[BEGIN Extracted information]

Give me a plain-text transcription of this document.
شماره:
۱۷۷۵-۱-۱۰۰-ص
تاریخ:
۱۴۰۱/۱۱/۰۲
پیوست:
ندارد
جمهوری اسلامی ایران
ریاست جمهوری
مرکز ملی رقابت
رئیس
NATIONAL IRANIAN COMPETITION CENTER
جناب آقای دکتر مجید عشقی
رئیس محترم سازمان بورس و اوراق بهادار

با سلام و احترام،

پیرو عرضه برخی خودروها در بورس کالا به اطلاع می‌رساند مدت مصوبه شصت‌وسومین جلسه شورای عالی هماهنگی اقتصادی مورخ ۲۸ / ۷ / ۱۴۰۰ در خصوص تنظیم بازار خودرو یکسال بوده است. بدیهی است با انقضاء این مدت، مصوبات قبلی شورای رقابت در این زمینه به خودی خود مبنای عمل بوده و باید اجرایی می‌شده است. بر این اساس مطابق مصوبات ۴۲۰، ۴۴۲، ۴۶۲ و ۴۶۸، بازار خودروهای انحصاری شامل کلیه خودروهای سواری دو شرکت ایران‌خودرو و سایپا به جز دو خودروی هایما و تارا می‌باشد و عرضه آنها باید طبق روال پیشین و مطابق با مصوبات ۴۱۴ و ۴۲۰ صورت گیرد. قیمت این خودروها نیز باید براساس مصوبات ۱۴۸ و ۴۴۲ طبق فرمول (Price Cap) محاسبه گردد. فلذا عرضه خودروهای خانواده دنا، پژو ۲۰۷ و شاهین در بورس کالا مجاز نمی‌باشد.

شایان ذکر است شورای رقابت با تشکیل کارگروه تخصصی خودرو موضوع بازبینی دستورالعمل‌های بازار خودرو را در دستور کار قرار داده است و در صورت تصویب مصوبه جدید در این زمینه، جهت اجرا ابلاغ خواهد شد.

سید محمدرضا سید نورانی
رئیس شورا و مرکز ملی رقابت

[END Extracted information]

_Directions_
Where does the word "مصوبه" appear in the listing? List each line that holds it.

_Written solution_
پیرو عرضه برخی خودروها در بورس کالا به اطلاع می‌رساند مدت مصوبه شصت‌وسومین جلسه شورای عالی هماهنگی اقتصادی مورخ ۲۸ / ۷ / ۱۴۰۰ در خصوص تنظیم بازار خودرو یکسال بوده است. بدیهی است با انقضاء این مدت، مصوبات قبلی شورای رقابت در این زمینه به خودی خود مبنای عمل بوده و باید اجرایی می‌شده است. بر این اساس مطابق مصوبات ۴۲۰، ۴۴۲، ۴۶۲ و ۴۶۸، بازار خودروهای انحصاری شامل کلیه خودروهای سواری دو شرکت ایران‌خودرو و سایپا به جز دو خودروی هایما و تارا می‌باشد و عرضه آنها باید طبق روال پیشین و مطابق با مصوبات ۴۱۴ و ۴۲۰ صورت گیرد. قیمت این خودروها نیز باید براساس مصوبات ۱۴۸ و ۴۴۲ طبق فرمول (Price Cap) محاسبه گردد. فلذا عرضه خودروهای خانواده دنا، پژو ۲۰۷ و شاهین در بورس کالا مجاز نمی‌باشد.
شایان ذکر است شورای رقابت با تشکیل کارگروه تخصصی خودرو موضوع بازبینی دستورالعمل‌های بازار خودرو را در دستور کار قرار داده است و در صورت تصویب مصوبه جدید در این زمینه، جهت اجرا ابلاغ خواهد شد.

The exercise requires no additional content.